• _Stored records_
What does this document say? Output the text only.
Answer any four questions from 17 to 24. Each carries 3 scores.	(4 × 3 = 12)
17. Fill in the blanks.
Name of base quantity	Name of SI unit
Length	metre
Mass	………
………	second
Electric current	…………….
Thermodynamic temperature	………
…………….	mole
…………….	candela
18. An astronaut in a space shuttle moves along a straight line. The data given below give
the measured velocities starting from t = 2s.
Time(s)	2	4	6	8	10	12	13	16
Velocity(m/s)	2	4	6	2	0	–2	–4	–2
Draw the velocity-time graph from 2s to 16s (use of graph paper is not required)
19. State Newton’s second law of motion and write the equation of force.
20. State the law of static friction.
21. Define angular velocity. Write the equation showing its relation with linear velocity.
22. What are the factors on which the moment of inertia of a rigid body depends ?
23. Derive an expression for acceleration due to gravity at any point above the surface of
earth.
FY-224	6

• _WHAT THIS TASK INVOLVES_
Please output the entire listing exactly as it stands.

• _TASK ANSWER_
What does this document say? Output the text only.
Answer any four questions from 17 to 24. Each carries 3 scores.	(4 × 3 = 12)
17. Fill in the blanks.
Name of base quantity	Name of SI unit
Length	metre
Mass	………
………	second
Electric current	…………….
Thermodynamic temperature	………
…………….	mole
…………….	candela
18. An astronaut in a space shuttle moves along a straight line. The data given below give
the measured velocities starting from t = 2s.
Time(s)	2	4	6	8	10	12	13	16
Velocity(m/s)	2	4	6	2	0	–2	–4	–2
Draw the velocity-time graph from 2s to 16s (use of graph paper is not required)
19. State Newton’s second law of motion and write the equation of force.
20. State the law of static friction.
21. Define angular velocity. Write the equation showing its relation with linear velocity.
22. What are the factors on which the moment of inertia of a rigid body depends ?
23. Derive an expression for acceleration due to gravity at any point above the surface of
earth.
FY-224	6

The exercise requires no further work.